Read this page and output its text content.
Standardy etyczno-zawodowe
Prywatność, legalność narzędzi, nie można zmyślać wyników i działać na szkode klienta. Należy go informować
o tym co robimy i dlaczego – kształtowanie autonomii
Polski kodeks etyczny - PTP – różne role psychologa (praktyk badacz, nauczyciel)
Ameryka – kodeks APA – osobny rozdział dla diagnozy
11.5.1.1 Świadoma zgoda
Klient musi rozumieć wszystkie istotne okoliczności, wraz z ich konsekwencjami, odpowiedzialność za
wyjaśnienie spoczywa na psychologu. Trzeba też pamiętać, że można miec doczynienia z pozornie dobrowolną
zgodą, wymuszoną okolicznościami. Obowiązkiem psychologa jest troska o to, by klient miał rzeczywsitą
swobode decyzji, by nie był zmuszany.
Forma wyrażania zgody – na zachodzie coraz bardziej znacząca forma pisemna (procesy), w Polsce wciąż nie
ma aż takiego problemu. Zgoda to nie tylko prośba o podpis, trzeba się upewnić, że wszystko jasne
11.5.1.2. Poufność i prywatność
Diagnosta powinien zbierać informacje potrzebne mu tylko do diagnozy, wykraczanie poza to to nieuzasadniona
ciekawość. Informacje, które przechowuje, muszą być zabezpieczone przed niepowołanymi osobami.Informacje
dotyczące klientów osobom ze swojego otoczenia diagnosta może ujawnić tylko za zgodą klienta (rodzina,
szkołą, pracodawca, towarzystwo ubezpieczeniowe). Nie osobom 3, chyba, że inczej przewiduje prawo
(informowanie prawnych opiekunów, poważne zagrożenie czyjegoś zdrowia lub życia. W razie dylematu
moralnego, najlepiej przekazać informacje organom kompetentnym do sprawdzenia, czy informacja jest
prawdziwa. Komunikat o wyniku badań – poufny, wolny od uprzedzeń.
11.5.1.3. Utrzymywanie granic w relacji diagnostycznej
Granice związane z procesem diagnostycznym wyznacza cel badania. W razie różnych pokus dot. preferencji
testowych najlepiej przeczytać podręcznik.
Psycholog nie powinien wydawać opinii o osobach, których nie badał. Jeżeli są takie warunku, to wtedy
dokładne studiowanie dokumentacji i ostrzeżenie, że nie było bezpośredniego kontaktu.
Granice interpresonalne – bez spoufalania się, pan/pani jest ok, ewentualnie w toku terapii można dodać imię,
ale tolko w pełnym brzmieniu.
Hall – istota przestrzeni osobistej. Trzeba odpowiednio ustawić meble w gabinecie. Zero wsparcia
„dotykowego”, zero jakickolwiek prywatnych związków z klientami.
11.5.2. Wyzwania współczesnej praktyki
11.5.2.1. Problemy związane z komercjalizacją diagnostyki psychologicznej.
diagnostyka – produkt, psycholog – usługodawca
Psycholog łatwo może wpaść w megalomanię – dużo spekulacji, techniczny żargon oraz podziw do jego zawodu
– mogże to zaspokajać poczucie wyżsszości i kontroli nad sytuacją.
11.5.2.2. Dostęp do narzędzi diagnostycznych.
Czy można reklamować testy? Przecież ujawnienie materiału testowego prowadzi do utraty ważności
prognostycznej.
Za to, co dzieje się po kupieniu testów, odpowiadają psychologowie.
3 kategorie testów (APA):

* What the exercise asks:
From the records above, extract each line exactly as shown.

* Exercise result:
Read this page and output its text content.
Standardy etyczno-zawodowe
Prywatność, legalność narzędzi, nie można zmyślać wyników i działać na szkode klienta. Należy go informować
o tym co robimy i dlaczego – kształtowanie autonomii
Polski kodeks etyczny - PTP – różne role psychologa (praktyk badacz, nauczyciel)
Ameryka – kodeks APA – osobny rozdział dla diagnozy
11.5.1.1 Świadoma zgoda
Klient musi rozumieć wszystkie istotne okoliczności, wraz z ich konsekwencjami, odpowiedzialność za
wyjaśnienie spoczywa na psychologu. Trzeba też pamiętać, że można miec doczynienia z pozornie dobrowolną
zgodą, wymuszoną okolicznościami. Obowiązkiem psychologa jest troska o to, by klient miał rzeczywsitą
swobode decyzji, by nie był zmuszany.
Forma wyrażania zgody – na zachodzie coraz bardziej znacząca forma pisemna (procesy), w Polsce wciąż nie
ma aż takiego problemu. Zgoda to nie tylko prośba o podpis, trzeba się upewnić, że wszystko jasne
11.5.1.2. Poufność i prywatność
Diagnosta powinien zbierać informacje potrzebne mu tylko do diagnozy, wykraczanie poza to to nieuzasadniona
ciekawość. Informacje, które przechowuje, muszą być zabezpieczone przed niepowołanymi osobami.Informacje
dotyczące klientów osobom ze swojego otoczenia diagnosta może ujawnić tylko za zgodą klienta (rodzina,
szkołą, pracodawca, towarzystwo ubezpieczeniowe). Nie osobom 3, chyba, że inczej przewiduje prawo
(informowanie prawnych opiekunów, poważne zagrożenie czyjegoś zdrowia lub życia. W razie dylematu
moralnego, najlepiej przekazać informacje organom kompetentnym do sprawdzenia, czy informacja jest
prawdziwa. Komunikat o wyniku badań – poufny, wolny od uprzedzeń.
11.5.1.3. Utrzymywanie granic w relacji diagnostycznej
Granice związane z procesem diagnostycznym wyznacza cel badania. W razie różnych pokus dot. preferencji
testowych najlepiej przeczytać podręcznik.
Psycholog nie powinien wydawać opinii o osobach, których nie badał. Jeżeli są takie warunku, to wtedy
dokładne studiowanie dokumentacji i ostrzeżenie, że nie było bezpośredniego kontaktu.
Granice interpresonalne – bez spoufalania się, pan/pani jest ok, ewentualnie w toku terapii można dodać imię,
ale tolko w pełnym brzmieniu.
Hall – istota przestrzeni osobistej. Trzeba odpowiednio ustawić meble w gabinecie. Zero wsparcia
„dotykowego”, zero jakickolwiek prywatnych związków z klientami.
11.5.2. Wyzwania współczesnej praktyki
11.5.2.1. Problemy związane z komercjalizacją diagnostyki psychologicznej.
diagnostyka – produkt, psycholog – usługodawca
Psycholog łatwo może wpaść w megalomanię – dużo spekulacji, techniczny żargon oraz podziw do jego zawodu
– mogże to zaspokajać poczucie wyżsszości i kontroli nad sytuacją.
11.5.2.2. Dostęp do narzędzi diagnostycznych.
Czy można reklamować testy? Przecież ujawnienie materiału testowego prowadzi do utraty ważności
prognostycznej.
Za to, co dzieje się po kupieniu testów, odpowiadają psychologowie.
3 kategorie testów (APA):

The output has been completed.